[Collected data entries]
* Begin *

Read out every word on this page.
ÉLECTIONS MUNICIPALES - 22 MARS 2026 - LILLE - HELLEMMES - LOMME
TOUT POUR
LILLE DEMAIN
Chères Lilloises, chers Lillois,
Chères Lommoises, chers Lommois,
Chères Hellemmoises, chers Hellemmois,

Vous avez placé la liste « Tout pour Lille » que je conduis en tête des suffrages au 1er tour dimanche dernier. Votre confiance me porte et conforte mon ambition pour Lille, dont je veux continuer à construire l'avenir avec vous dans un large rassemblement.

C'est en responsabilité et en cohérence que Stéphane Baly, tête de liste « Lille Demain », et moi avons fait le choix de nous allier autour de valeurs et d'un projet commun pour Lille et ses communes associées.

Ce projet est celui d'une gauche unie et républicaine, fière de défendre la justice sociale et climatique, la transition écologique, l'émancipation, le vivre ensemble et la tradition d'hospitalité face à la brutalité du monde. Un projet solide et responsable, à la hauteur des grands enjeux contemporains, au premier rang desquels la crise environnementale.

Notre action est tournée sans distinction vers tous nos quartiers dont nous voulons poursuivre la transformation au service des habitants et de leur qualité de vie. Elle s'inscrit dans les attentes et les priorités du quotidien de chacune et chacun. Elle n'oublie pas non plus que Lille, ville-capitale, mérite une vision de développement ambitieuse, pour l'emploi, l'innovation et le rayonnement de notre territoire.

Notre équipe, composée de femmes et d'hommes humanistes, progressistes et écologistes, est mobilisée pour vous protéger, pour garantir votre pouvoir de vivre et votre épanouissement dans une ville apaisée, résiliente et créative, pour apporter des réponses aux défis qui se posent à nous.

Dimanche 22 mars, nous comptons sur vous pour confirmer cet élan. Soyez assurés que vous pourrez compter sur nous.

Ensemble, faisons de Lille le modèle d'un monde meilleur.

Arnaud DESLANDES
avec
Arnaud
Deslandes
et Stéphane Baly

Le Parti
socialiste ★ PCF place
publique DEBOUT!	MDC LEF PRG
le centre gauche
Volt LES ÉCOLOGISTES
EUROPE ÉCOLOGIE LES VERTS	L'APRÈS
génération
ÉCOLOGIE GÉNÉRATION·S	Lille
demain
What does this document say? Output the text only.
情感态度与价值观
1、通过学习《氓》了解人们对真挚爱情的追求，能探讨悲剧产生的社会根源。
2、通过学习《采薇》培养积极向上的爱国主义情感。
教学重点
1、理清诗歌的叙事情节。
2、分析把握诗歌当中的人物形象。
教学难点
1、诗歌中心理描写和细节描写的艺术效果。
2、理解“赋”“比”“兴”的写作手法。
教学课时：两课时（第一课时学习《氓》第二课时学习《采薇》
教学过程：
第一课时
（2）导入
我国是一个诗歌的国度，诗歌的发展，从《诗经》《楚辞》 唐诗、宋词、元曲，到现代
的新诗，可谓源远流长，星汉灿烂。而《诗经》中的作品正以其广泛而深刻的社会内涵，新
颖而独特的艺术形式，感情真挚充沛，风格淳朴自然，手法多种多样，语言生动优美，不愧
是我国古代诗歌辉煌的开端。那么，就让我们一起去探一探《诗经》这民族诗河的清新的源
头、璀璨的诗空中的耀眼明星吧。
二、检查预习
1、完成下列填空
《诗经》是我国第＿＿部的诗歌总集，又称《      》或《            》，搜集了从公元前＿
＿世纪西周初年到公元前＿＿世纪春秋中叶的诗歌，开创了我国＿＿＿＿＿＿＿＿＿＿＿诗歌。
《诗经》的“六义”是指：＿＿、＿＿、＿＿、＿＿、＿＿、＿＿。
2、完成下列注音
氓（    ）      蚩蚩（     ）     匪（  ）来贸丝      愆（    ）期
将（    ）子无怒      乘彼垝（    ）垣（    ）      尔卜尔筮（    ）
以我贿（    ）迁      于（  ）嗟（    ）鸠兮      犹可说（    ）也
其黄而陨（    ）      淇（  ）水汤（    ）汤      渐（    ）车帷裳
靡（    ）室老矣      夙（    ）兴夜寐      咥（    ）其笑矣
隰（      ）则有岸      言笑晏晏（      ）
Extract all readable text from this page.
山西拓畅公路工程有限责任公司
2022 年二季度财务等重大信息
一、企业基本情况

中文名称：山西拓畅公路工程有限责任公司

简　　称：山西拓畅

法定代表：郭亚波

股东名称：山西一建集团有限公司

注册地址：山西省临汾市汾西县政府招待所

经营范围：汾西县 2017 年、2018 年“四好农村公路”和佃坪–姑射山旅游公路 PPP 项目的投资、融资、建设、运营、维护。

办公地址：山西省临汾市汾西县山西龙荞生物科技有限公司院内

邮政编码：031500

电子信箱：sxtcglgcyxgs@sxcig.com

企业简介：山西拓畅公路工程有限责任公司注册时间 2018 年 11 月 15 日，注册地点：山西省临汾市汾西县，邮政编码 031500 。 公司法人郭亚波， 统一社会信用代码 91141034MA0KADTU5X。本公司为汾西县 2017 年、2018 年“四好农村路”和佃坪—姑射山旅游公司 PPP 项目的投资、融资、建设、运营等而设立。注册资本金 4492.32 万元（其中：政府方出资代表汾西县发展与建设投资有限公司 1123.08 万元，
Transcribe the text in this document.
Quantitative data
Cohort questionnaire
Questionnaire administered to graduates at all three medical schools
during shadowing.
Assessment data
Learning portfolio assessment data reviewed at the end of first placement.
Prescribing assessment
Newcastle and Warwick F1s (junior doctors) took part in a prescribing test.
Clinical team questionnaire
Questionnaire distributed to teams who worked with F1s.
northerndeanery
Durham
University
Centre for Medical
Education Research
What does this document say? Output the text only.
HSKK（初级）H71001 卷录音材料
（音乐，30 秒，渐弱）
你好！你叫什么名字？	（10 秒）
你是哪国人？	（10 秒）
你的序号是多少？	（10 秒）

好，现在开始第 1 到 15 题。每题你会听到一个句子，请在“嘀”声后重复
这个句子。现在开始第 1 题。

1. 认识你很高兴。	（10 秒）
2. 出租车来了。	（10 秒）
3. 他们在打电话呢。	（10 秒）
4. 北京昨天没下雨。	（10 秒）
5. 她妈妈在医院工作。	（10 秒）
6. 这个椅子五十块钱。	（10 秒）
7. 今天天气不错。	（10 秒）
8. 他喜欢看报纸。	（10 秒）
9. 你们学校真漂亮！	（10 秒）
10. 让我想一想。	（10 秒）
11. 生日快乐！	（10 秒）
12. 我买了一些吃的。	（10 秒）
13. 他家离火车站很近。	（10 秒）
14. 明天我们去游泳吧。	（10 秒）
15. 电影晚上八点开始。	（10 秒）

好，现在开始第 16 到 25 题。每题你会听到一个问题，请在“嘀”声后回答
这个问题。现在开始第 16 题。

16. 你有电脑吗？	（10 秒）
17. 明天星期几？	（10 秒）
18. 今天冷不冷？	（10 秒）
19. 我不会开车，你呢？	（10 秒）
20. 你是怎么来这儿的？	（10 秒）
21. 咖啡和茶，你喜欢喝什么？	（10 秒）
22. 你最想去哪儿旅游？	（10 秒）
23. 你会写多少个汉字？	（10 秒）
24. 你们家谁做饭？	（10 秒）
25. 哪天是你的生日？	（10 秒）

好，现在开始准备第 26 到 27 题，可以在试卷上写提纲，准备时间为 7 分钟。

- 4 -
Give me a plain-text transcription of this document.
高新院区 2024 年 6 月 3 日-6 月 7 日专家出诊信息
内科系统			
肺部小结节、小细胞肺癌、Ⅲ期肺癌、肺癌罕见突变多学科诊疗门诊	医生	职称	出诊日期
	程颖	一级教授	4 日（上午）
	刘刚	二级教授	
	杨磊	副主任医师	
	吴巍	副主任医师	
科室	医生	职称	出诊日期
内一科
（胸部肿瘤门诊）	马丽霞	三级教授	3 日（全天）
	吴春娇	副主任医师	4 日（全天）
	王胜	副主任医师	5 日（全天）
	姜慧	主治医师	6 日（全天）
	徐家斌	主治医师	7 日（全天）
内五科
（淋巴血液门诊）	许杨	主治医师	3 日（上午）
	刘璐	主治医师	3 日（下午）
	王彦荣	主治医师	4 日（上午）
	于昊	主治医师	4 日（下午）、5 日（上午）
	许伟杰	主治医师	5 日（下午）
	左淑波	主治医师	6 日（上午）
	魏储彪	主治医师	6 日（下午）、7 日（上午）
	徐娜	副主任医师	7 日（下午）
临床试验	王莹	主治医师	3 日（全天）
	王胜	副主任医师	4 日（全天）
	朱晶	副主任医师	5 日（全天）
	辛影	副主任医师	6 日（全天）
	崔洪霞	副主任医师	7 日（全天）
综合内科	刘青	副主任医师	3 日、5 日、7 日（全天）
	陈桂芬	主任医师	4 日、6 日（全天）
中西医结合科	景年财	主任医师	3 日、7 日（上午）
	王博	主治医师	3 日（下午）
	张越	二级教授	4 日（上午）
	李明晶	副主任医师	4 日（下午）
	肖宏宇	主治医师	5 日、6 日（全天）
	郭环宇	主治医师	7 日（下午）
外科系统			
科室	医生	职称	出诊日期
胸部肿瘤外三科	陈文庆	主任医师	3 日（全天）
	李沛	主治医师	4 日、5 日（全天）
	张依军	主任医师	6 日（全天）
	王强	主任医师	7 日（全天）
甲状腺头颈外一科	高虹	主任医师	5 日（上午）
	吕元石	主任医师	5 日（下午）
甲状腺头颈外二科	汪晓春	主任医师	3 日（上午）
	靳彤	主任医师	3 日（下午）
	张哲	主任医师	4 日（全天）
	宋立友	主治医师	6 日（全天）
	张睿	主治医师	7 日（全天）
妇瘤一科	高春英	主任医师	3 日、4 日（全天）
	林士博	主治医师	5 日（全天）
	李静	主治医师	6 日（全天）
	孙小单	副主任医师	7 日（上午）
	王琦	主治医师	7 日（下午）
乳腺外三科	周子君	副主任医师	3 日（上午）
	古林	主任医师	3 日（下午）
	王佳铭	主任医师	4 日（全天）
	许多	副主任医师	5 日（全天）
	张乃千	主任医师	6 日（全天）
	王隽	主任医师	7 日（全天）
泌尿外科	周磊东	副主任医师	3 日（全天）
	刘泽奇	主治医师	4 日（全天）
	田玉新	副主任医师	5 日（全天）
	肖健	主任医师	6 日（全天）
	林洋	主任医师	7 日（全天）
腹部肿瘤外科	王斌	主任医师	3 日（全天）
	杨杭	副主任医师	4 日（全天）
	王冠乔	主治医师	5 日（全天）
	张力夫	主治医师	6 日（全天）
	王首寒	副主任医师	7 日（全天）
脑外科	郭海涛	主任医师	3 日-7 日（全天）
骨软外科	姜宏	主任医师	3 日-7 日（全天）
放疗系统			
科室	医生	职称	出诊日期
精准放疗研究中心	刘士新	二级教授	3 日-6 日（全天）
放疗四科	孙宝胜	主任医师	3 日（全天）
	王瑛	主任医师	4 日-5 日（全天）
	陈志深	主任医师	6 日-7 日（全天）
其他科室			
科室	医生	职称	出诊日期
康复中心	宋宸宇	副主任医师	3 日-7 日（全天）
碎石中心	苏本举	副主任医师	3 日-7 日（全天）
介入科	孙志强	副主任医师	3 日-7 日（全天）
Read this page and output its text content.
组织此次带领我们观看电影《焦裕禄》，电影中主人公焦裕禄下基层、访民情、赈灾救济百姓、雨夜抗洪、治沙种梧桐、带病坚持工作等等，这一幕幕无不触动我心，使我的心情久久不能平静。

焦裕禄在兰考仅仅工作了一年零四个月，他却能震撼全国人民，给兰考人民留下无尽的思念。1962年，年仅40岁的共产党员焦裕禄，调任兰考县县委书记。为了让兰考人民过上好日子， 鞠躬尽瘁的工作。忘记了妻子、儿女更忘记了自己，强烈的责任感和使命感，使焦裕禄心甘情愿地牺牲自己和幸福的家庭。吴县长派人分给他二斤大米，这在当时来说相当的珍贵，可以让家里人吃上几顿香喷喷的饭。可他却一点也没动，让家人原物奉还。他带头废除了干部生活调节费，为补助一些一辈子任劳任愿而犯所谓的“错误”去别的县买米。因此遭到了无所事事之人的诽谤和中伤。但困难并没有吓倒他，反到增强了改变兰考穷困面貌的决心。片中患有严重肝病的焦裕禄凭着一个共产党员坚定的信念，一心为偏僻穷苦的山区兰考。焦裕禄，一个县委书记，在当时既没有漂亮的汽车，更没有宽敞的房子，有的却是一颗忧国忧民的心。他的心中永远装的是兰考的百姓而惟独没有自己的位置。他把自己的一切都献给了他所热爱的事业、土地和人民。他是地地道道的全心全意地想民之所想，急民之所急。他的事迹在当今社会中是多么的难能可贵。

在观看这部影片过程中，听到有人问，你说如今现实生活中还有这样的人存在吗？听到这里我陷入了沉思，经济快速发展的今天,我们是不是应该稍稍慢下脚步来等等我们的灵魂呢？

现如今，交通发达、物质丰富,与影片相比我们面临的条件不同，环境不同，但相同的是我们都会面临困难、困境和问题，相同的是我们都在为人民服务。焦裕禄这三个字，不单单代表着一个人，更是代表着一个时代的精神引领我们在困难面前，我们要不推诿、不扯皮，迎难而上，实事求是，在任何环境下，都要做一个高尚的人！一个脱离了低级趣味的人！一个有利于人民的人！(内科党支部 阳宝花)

* End *

TASK BRIEF | For the data above, state only how many lines include the word "avec".

PROBLEM SOLUTION | 2